[Records from a collection]
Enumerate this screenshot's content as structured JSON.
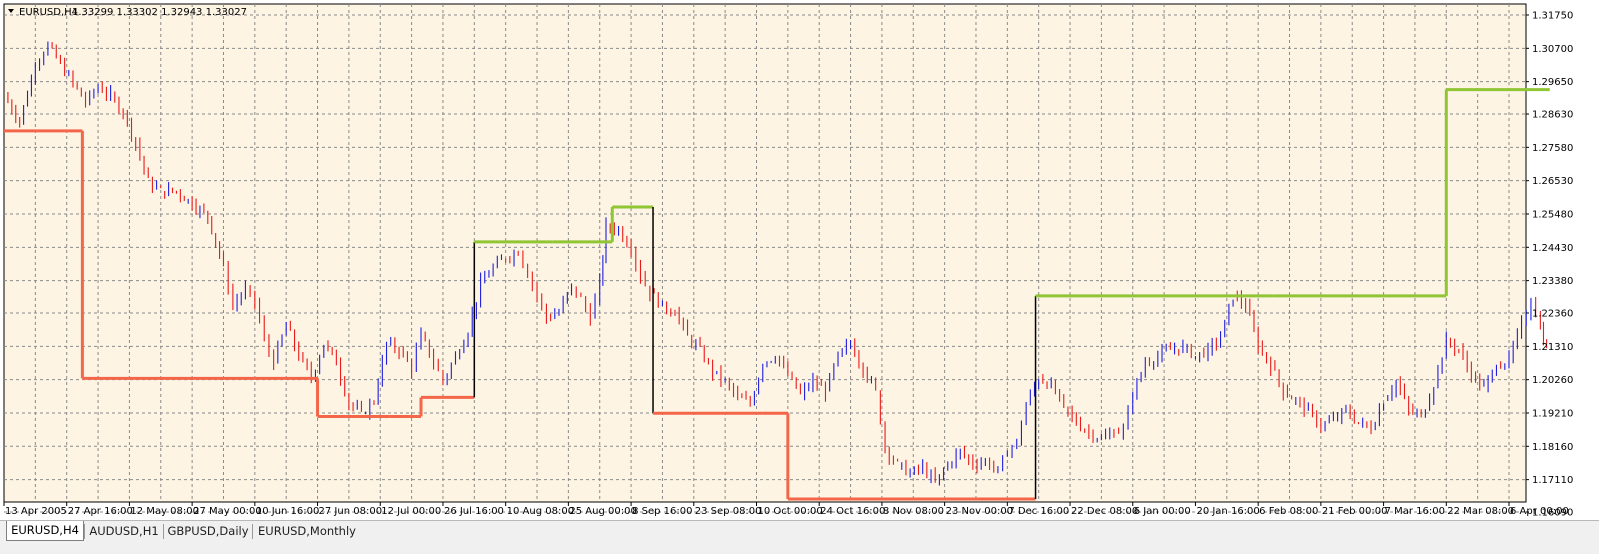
{
  "app": {
    "header": {
      "symbol": "EURUSD,H4",
      "quote": "1.33299 1.33302 1.32943 1.33027"
    },
    "colors": {
      "background": "#fdf4e3",
      "grid": "#8a8a8a",
      "bull_candle": "#1e1ee0",
      "bear_candle": "#e81a1a",
      "channel_down": "#f4664a",
      "channel_up": "#90c533",
      "channel_connector": "#000000"
    },
    "tabs": [
      {
        "label": "EURUSD,H4",
        "active": true
      },
      {
        "label": "AUDUSD,H1",
        "active": false
      },
      {
        "label": "GBPUSD,Daily",
        "active": false
      },
      {
        "label": "EURUSD,Monthly",
        "active": false
      }
    ]
  },
  "chart_data": {
    "type": "line",
    "instrument": "EURUSD",
    "timeframe": "H4",
    "ylim": [
      1.1609,
      1.3175
    ],
    "y_ticks": [
      "1.31750",
      "1.30700",
      "1.29650",
      "1.28630",
      "1.27580",
      "1.26530",
      "1.25480",
      "1.24430",
      "1.23380",
      "1.22360",
      "1.21310",
      "1.20260",
      "1.19210",
      "1.18160",
      "1.17110",
      "1.16090"
    ],
    "x_ticks": [
      "13 Apr 2005",
      "27 Apr 16:00",
      "12 May 08:00",
      "27 May 00:00",
      "10 Jun 16:00",
      "27 Jun 08:00",
      "12 Jul 00:00",
      "26 Jul 16:00",
      "10 Aug 08:00",
      "25 Aug 00:00",
      "8 Sep 16:00",
      "23 Sep 08:00",
      "10 Oct 00:00",
      "24 Oct 16:00",
      "8 Nov 08:00",
      "23 Nov 00:00",
      "7 Dec 16:00",
      "22 Dec 08:00",
      "6 Jan 00:00",
      "20 Jan 16:00",
      "6 Feb 08:00",
      "21 Feb 00:00",
      "7 Mar 16:00",
      "22 Mar 08:00",
      "6 Apr 00:00"
    ],
    "grid": true,
    "series": [
      {
        "points": [
          [
            0.0,
            1.292
          ],
          [
            0.5,
            1.284
          ],
          [
            1.0,
            1.302
          ],
          [
            1.4,
            1.308
          ],
          [
            1.8,
            1.302
          ],
          [
            2.2,
            1.296
          ],
          [
            2.6,
            1.29
          ],
          [
            3.0,
            1.295
          ],
          [
            3.4,
            1.292
          ],
          [
            3.8,
            1.287
          ],
          [
            4.2,
            1.277
          ],
          [
            4.6,
            1.265
          ],
          [
            5.0,
            1.262
          ],
          [
            5.5,
            1.262
          ],
          [
            6.0,
            1.258
          ],
          [
            6.5,
            1.254
          ],
          [
            7.0,
            1.238
          ],
          [
            7.3,
            1.226
          ],
          [
            7.7,
            1.231
          ],
          [
            8.0,
            1.227
          ],
          [
            8.3,
            1.215
          ],
          [
            8.6,
            1.208
          ],
          [
            9.0,
            1.22
          ],
          [
            9.4,
            1.21
          ],
          [
            9.8,
            1.203
          ],
          [
            10.2,
            1.214
          ],
          [
            10.6,
            1.208
          ],
          [
            11.0,
            1.195
          ],
          [
            11.4,
            1.192
          ],
          [
            11.8,
            1.196
          ],
          [
            12.2,
            1.214
          ],
          [
            12.6,
            1.212
          ],
          [
            13.0,
            1.206
          ],
          [
            13.3,
            1.217
          ],
          [
            13.7,
            1.208
          ],
          [
            14.0,
            1.202
          ],
          [
            14.4,
            1.21
          ],
          [
            14.8,
            1.218
          ],
          [
            15.2,
            1.233
          ],
          [
            15.6,
            1.238
          ],
          [
            16.0,
            1.241
          ],
          [
            16.4,
            1.243
          ],
          [
            16.7,
            1.236
          ],
          [
            17.0,
            1.229
          ],
          [
            17.3,
            1.222
          ],
          [
            17.7,
            1.224
          ],
          [
            18.1,
            1.232
          ],
          [
            18.4,
            1.228
          ],
          [
            18.7,
            1.222
          ],
          [
            19.0,
            1.233
          ],
          [
            19.2,
            1.251
          ],
          [
            19.6,
            1.25
          ],
          [
            20.0,
            1.244
          ],
          [
            20.3,
            1.235
          ],
          [
            20.6,
            1.23
          ],
          [
            21.0,
            1.226
          ],
          [
            21.4,
            1.224
          ],
          [
            21.8,
            1.216
          ],
          [
            22.2,
            1.212
          ],
          [
            22.6,
            1.205
          ],
          [
            23.0,
            1.202
          ],
          [
            23.4,
            1.197
          ],
          [
            23.8,
            1.195
          ],
          [
            24.2,
            1.208
          ],
          [
            24.6,
            1.21
          ],
          [
            25.0,
            1.204
          ],
          [
            25.4,
            1.198
          ],
          [
            25.8,
            1.202
          ],
          [
            26.2,
            1.199
          ],
          [
            26.6,
            1.21
          ],
          [
            27.0,
            1.214
          ],
          [
            27.4,
            1.206
          ],
          [
            27.8,
            1.199
          ],
          [
            28.1,
            1.181
          ],
          [
            28.5,
            1.176
          ],
          [
            28.9,
            1.173
          ],
          [
            29.3,
            1.175
          ],
          [
            29.7,
            1.17
          ],
          [
            30.1,
            1.176
          ],
          [
            30.5,
            1.18
          ],
          [
            30.9,
            1.176
          ],
          [
            31.3,
            1.177
          ],
          [
            31.7,
            1.174
          ],
          [
            32.0,
            1.18
          ],
          [
            32.3,
            1.183
          ],
          [
            32.6,
            1.195
          ],
          [
            33.0,
            1.203
          ],
          [
            33.4,
            1.201
          ],
          [
            33.8,
            1.194
          ],
          [
            34.2,
            1.189
          ],
          [
            34.6,
            1.186
          ],
          [
            35.0,
            1.184
          ],
          [
            35.4,
            1.186
          ],
          [
            35.7,
            1.187
          ],
          [
            36.0,
            1.198
          ],
          [
            36.4,
            1.208
          ],
          [
            36.8,
            1.21
          ],
          [
            37.2,
            1.212
          ],
          [
            37.6,
            1.213
          ],
          [
            38.0,
            1.21
          ],
          [
            38.4,
            1.212
          ],
          [
            38.8,
            1.216
          ],
          [
            39.2,
            1.229
          ],
          [
            39.6,
            1.226
          ],
          [
            40.0,
            1.213
          ],
          [
            40.4,
            1.207
          ],
          [
            40.8,
            1.199
          ],
          [
            41.2,
            1.196
          ],
          [
            41.6,
            1.193
          ],
          [
            42.0,
            1.188
          ],
          [
            42.4,
            1.19
          ],
          [
            42.8,
            1.193
          ],
          [
            43.2,
            1.189
          ],
          [
            43.6,
            1.187
          ],
          [
            44.0,
            1.196
          ],
          [
            44.4,
            1.202
          ],
          [
            44.8,
            1.193
          ],
          [
            45.2,
            1.191
          ],
          [
            45.6,
            1.201
          ],
          [
            46.0,
            1.215
          ],
          [
            46.4,
            1.212
          ],
          [
            46.8,
            1.204
          ],
          [
            47.2,
            1.2
          ],
          [
            47.6,
            1.207
          ],
          [
            48.0,
            1.209
          ],
          [
            48.4,
            1.22
          ],
          [
            48.7,
            1.228
          ],
          [
            49.0,
            1.219
          ],
          [
            49.2,
            1.212
          ]
        ]
      }
    ],
    "channel_segments": [
      {
        "trend": "down",
        "x_start": 0.0,
        "x_end": 1.0,
        "low": 1.281,
        "high": 1.311
      },
      {
        "trend": "down",
        "x_start": 1.0,
        "x_end": 2.5,
        "low": 1.281,
        "high": 1.311
      },
      {
        "trend": "down",
        "x_start": 2.5,
        "x_end": 9.2,
        "low": 1.203,
        "high": 1.311
      },
      {
        "trend": "down",
        "x_start": 9.2,
        "x_end": 10.0,
        "low": 1.203,
        "high": 1.227
      },
      {
        "trend": "down",
        "x_start": 10.0,
        "x_end": 12.3,
        "low": 1.191,
        "high": 1.227
      },
      {
        "trend": "down",
        "x_start": 12.3,
        "x_end": 13.3,
        "low": 1.191,
        "high": 1.225
      },
      {
        "trend": "down",
        "x_start": 13.3,
        "x_end": 15.0,
        "low": 1.197,
        "high": 1.225
      },
      {
        "trend": "up",
        "x_start": 15.0,
        "x_end": 17.5,
        "low": 1.197,
        "high": 1.246
      },
      {
        "trend": "up",
        "x_start": 17.5,
        "x_end": 19.4,
        "low": 1.215,
        "high": 1.246
      },
      {
        "trend": "up",
        "x_start": 19.4,
        "x_end": 20.7,
        "low": 1.215,
        "high": 1.257
      },
      {
        "trend": "down",
        "x_start": 20.7,
        "x_end": 24.2,
        "low": 1.192,
        "high": 1.257
      },
      {
        "trend": "down",
        "x_start": 24.2,
        "x_end": 25.0,
        "low": 1.192,
        "high": 1.218
      },
      {
        "trend": "down",
        "x_start": 25.0,
        "x_end": 32.9,
        "low": 1.165,
        "high": 1.218
      },
      {
        "trend": "up",
        "x_start": 32.9,
        "x_end": 40.5,
        "low": 1.165,
        "high": 1.229
      },
      {
        "trend": "up",
        "x_start": 40.5,
        "x_end": 46.0,
        "low": 1.185,
        "high": 1.229
      },
      {
        "trend": "up",
        "x_start": 46.0,
        "x_end": 49.3,
        "low": 1.185,
        "high": 1.294
      }
    ]
  }
}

◆ STATED TASK ◆
In the records above, how many lines include "EURUSD"? Give that number and nothing more.

◆ EXERCISE OUTPUT ◆
4